TASK DIRECTIONS: Show, in full, each line of the data that contains "grid".

Stored entries
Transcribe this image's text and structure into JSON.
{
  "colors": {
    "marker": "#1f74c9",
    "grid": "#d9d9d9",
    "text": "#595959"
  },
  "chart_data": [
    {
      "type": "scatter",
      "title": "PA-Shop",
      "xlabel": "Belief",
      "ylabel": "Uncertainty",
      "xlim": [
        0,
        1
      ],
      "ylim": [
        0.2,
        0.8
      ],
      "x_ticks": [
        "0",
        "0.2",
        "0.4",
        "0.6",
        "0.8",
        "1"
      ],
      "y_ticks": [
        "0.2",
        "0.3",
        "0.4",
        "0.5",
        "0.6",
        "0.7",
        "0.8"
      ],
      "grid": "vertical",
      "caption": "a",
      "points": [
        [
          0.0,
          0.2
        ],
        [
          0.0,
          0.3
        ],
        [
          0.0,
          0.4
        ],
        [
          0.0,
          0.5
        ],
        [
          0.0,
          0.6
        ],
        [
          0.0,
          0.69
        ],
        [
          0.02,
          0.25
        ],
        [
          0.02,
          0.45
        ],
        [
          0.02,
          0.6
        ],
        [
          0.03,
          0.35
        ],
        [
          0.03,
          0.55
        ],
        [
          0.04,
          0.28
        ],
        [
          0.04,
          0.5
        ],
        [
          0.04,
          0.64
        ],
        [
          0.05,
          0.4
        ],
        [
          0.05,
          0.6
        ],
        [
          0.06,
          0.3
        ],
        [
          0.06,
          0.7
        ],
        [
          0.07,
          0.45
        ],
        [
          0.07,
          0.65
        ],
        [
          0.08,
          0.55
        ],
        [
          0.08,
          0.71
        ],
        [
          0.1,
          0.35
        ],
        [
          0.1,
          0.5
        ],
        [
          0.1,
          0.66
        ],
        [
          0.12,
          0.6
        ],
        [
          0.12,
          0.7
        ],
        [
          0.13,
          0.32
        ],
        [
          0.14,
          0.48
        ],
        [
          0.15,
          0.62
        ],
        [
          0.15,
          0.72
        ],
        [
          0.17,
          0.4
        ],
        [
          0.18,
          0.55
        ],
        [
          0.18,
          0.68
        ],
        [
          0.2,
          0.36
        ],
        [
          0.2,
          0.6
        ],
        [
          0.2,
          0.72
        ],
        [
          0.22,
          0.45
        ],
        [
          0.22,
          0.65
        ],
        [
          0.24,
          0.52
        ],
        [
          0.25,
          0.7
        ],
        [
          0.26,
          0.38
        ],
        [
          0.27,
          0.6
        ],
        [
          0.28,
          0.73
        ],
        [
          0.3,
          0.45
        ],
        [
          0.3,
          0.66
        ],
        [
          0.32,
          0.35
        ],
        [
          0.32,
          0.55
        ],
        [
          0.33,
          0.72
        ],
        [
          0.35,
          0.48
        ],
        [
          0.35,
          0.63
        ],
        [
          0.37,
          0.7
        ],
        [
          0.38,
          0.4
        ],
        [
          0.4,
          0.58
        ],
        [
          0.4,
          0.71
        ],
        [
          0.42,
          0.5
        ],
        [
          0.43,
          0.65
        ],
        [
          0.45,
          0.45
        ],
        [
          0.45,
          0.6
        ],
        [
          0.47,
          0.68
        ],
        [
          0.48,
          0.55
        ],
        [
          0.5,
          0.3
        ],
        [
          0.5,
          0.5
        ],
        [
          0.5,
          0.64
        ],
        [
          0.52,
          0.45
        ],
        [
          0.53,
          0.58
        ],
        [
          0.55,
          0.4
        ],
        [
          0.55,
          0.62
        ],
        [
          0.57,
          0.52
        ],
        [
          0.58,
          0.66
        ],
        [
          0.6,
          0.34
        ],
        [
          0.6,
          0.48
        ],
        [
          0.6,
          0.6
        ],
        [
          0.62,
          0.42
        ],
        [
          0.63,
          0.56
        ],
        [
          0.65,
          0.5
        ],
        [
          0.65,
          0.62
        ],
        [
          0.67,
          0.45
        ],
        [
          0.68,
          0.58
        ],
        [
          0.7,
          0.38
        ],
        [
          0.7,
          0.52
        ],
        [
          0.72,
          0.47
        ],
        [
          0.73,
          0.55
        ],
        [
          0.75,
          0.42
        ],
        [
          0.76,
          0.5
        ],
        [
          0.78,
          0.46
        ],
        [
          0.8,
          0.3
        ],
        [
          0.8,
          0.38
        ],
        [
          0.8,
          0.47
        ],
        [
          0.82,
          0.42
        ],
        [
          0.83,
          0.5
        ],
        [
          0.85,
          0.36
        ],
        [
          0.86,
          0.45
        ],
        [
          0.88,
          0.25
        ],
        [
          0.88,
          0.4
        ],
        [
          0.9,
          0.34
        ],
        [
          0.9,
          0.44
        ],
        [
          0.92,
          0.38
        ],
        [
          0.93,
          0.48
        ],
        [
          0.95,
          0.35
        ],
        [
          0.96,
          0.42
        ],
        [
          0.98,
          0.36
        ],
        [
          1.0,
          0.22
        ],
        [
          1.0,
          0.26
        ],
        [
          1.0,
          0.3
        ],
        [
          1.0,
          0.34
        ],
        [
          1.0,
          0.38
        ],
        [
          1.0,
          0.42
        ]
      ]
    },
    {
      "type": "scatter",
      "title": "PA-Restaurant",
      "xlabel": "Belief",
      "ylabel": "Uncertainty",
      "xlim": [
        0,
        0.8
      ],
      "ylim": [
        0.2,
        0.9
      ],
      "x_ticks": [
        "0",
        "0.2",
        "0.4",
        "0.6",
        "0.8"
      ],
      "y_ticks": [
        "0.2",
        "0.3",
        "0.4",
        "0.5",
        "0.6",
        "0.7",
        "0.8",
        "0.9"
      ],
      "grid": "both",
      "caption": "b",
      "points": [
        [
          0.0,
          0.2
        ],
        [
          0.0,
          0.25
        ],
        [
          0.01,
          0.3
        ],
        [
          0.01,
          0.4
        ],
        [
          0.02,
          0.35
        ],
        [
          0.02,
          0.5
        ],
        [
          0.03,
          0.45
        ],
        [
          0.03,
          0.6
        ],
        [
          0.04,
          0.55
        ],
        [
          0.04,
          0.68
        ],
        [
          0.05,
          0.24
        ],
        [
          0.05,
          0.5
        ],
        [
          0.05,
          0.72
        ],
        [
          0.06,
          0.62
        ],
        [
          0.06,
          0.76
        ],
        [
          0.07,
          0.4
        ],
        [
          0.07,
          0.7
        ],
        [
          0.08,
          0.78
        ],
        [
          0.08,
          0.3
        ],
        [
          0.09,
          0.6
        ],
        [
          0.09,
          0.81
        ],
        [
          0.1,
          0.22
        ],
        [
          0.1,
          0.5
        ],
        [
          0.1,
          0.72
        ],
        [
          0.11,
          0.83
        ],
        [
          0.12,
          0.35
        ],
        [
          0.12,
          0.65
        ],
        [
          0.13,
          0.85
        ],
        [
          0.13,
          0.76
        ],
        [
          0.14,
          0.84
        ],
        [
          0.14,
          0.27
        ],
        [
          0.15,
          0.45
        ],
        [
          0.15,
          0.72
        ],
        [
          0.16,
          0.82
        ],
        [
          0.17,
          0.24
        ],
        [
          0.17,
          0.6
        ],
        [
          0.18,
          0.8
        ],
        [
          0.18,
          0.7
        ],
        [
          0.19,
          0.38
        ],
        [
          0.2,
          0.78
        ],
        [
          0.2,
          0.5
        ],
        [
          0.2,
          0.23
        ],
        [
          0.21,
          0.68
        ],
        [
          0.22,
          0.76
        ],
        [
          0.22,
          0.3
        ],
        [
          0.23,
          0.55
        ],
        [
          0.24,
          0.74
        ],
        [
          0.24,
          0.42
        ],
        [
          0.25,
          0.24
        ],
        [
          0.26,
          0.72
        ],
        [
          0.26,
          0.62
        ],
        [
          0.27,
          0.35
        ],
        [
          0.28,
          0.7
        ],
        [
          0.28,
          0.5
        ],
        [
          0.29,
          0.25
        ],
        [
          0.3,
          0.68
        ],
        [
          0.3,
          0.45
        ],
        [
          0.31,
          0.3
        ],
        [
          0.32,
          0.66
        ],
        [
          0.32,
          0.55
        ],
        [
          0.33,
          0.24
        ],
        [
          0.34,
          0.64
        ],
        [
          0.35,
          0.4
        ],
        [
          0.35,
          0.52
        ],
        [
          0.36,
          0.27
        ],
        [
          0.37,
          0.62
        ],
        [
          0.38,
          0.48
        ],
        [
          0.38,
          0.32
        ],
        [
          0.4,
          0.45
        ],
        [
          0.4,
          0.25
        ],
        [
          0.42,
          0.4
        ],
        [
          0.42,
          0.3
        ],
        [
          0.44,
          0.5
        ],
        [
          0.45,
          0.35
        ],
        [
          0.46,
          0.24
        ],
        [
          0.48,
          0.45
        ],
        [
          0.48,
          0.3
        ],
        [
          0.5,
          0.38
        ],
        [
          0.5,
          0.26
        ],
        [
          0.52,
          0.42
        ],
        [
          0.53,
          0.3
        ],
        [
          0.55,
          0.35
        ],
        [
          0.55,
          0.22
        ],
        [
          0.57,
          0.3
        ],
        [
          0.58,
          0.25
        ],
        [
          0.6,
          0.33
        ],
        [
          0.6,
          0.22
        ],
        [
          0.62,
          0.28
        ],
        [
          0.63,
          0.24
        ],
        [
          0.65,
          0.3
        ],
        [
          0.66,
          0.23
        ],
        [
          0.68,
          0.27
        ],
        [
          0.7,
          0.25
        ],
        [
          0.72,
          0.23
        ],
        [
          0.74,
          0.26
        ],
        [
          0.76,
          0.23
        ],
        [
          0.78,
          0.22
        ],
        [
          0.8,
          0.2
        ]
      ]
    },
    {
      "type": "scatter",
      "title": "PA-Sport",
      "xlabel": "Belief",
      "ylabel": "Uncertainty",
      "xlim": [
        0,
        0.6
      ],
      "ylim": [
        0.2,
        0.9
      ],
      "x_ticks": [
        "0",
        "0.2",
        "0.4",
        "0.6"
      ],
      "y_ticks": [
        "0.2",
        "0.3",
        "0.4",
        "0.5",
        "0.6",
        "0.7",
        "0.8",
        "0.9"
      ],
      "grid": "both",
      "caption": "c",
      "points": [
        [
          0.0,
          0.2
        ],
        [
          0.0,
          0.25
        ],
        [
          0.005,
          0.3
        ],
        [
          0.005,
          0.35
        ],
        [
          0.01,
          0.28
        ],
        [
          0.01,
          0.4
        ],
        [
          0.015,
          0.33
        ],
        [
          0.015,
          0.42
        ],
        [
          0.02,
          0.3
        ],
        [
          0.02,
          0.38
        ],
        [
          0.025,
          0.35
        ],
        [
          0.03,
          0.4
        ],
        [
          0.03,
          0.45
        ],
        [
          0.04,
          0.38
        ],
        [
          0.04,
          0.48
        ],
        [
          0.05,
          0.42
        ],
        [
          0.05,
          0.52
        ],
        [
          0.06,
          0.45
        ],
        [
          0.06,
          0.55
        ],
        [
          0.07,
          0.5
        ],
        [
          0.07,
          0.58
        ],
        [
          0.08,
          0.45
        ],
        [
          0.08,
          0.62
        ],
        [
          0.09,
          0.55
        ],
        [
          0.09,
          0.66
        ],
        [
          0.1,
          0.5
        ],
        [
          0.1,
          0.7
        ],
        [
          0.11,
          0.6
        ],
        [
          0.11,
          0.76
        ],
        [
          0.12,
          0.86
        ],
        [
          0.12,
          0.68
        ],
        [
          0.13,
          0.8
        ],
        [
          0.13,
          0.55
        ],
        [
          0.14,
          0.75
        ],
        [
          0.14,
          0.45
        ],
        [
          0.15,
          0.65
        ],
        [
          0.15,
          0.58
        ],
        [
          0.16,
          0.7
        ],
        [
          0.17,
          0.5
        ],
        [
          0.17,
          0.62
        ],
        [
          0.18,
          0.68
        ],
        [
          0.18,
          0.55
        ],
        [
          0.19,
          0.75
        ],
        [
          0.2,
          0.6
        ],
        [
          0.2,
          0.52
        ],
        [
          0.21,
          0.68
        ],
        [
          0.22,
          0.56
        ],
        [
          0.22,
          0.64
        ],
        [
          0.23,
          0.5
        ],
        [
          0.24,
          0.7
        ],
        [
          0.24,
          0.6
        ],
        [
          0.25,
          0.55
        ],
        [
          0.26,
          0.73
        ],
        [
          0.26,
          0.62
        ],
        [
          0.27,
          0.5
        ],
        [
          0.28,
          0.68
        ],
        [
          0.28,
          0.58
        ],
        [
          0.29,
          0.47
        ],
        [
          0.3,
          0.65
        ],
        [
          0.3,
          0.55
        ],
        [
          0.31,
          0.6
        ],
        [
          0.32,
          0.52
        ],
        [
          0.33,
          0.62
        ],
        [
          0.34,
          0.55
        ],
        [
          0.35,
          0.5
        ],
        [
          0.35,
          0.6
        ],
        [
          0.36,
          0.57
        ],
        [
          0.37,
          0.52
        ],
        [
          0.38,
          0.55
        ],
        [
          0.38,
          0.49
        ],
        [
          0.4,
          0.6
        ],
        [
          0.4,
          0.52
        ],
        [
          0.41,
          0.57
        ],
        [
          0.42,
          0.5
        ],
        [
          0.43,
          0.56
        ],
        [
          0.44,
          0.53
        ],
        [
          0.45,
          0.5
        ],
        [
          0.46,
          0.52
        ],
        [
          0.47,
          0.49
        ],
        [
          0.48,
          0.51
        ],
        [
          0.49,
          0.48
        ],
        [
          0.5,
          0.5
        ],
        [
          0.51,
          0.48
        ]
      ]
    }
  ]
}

COMPLETE ANSWER:
    "grid": "#d9d9d9",
      "grid": "vertical",
      "grid": "both",
      "grid": "both",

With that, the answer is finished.